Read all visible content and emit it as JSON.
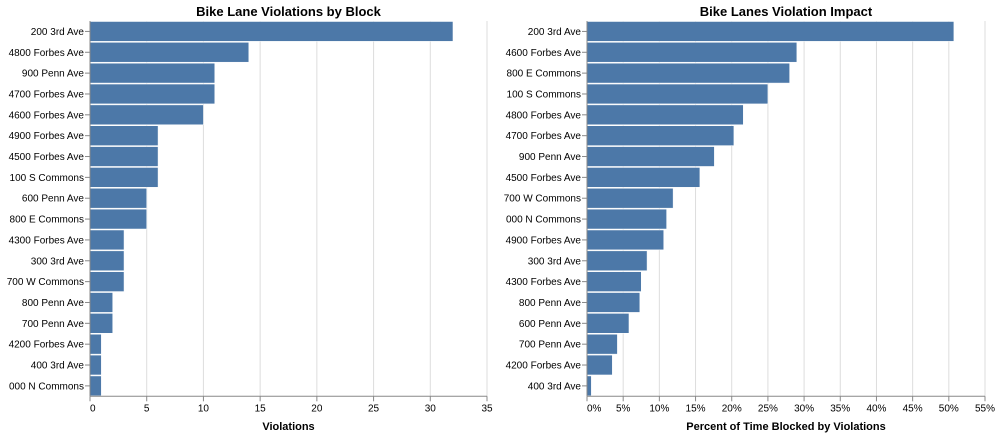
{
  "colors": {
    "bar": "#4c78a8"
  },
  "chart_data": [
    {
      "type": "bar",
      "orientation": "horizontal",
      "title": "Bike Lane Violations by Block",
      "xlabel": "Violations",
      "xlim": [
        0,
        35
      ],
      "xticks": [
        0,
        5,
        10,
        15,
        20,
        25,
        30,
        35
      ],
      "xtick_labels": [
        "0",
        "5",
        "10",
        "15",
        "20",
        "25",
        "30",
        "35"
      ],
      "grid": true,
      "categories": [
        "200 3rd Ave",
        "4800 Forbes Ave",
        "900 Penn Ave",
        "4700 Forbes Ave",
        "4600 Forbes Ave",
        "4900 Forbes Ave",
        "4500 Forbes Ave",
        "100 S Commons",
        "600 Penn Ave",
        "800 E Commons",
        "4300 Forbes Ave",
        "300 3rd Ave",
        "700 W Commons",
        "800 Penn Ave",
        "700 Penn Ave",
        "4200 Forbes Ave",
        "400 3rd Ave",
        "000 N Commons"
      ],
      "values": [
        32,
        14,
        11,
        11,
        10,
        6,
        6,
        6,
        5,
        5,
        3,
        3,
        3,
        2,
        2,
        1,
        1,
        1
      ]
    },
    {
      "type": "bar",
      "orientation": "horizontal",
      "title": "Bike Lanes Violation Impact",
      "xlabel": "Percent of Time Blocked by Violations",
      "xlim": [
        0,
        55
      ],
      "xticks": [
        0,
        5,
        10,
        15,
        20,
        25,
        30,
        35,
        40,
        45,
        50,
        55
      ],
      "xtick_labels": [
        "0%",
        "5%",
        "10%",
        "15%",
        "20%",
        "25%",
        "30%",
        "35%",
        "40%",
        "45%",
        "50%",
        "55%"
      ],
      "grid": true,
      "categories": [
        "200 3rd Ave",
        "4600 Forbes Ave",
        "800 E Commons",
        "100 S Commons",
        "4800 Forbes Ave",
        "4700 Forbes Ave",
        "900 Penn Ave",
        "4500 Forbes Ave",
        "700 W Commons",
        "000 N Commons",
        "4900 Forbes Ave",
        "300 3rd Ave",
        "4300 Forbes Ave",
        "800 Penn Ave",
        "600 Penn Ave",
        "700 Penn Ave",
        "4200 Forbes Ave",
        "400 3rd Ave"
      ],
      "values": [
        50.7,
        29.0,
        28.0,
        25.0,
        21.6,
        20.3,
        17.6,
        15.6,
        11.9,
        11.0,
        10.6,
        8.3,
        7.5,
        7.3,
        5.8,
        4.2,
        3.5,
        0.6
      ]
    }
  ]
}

* * *

**WHAT THE TASK ASKS:** Tally up how many lines in the preceding listing contain the word "Violations". Give nothing but the number.

**EXPECTED ANSWER:** 3